Copy the records below exactly as they appear.

(Saved entries)
----------------------------------------

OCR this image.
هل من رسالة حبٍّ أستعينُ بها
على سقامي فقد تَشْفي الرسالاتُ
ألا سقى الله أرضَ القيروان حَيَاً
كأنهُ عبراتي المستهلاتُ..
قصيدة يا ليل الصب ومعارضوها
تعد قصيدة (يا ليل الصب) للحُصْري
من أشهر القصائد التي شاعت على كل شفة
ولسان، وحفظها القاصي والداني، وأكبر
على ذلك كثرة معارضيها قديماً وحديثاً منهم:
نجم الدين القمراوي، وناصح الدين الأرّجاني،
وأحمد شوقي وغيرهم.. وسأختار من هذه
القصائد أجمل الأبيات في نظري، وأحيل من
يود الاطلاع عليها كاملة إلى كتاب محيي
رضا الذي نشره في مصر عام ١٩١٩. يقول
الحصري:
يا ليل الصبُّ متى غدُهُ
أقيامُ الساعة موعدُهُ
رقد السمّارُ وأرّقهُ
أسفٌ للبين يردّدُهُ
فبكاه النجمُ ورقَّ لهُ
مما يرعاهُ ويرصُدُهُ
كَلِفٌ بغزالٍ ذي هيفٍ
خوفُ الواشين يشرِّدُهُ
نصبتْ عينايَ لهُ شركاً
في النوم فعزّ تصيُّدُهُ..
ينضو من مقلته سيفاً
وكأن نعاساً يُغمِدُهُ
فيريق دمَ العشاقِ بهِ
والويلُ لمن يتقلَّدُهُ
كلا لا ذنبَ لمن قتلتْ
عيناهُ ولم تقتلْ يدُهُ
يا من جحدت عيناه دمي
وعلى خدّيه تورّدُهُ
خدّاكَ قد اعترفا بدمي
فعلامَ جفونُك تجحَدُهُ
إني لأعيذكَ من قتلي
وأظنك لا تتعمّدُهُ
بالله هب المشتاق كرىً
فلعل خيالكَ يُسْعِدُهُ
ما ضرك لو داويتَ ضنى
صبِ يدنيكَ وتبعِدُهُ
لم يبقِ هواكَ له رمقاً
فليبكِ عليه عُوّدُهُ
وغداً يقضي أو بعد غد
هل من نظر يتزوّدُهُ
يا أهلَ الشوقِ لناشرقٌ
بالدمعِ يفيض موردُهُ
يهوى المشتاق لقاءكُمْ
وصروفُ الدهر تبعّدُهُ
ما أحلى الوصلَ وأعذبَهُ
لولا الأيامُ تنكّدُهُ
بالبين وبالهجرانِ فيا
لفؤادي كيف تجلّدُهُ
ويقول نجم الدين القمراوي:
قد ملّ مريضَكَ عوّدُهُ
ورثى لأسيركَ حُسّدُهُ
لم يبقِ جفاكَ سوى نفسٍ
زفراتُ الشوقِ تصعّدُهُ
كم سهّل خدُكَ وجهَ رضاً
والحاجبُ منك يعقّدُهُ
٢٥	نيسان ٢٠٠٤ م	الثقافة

----------------------------------------

## COMPLETE RESPONSE
OCR this image.
هل من رسالة حبٍّ أستعينُ بها
على سقامي فقد تَشْفي الرسالاتُ
ألا سقى الله أرضَ القيروان حَيَاً
كأنهُ عبراتي المستهلاتُ..
قصيدة يا ليل الصب ومعارضوها
تعد قصيدة (يا ليل الصب) للحُصْري
من أشهر القصائد التي شاعت على كل شفة
ولسان، وحفظها القاصي والداني، وأكبر
على ذلك كثرة معارضيها قديماً وحديثاً منهم:
نجم الدين القمراوي، وناصح الدين الأرّجاني،
وأحمد شوقي وغيرهم.. وسأختار من هذه
القصائد أجمل الأبيات في نظري، وأحيل من
يود الاطلاع عليها كاملة إلى كتاب محيي
رضا الذي نشره في مصر عام ١٩١٩. يقول
الحصري:
يا ليل الصبُّ متى غدُهُ
أقيامُ الساعة موعدُهُ
رقد السمّارُ وأرّقهُ
أسفٌ للبين يردّدُهُ
فبكاه النجمُ ورقَّ لهُ
مما يرعاهُ ويرصُدُهُ
كَلِفٌ بغزالٍ ذي هيفٍ
خوفُ الواشين يشرِّدُهُ
نصبتْ عينايَ لهُ شركاً
في النوم فعزّ تصيُّدُهُ..
ينضو من مقلته سيفاً
وكأن نعاساً يُغمِدُهُ
فيريق دمَ العشاقِ بهِ
والويلُ لمن يتقلَّدُهُ
كلا لا ذنبَ لمن قتلتْ
عيناهُ ولم تقتلْ يدُهُ
يا من جحدت عيناه دمي
وعلى خدّيه تورّدُهُ
خدّاكَ قد اعترفا بدمي
فعلامَ جفونُك تجحَدُهُ
إني لأعيذكَ من قتلي
وأظنك لا تتعمّدُهُ
بالله هب المشتاق كرىً
فلعل خيالكَ يُسْعِدُهُ
ما ضرك لو داويتَ ضنى
صبِ يدنيكَ وتبعِدُهُ
لم يبقِ هواكَ له رمقاً
فليبكِ عليه عُوّدُهُ
وغداً يقضي أو بعد غد
هل من نظر يتزوّدُهُ
يا أهلَ الشوقِ لناشرقٌ
بالدمعِ يفيض موردُهُ
يهوى المشتاق لقاءكُمْ
وصروفُ الدهر تبعّدُهُ
ما أحلى الوصلَ وأعذبَهُ
لولا الأيامُ تنكّدُهُ
بالبين وبالهجرانِ فيا
لفؤادي كيف تجلّدُهُ
ويقول نجم الدين القمراوي:
قد ملّ مريضَكَ عوّدُهُ
ورثى لأسيركَ حُسّدُهُ
لم يبقِ جفاكَ سوى نفسٍ
زفراتُ الشوقِ تصعّدُهُ
كم سهّل خدُكَ وجهَ رضاً
والحاجبُ منك يعقّدُهُ
٢٥	نيسان ٢٠٠٤ م	الثقافة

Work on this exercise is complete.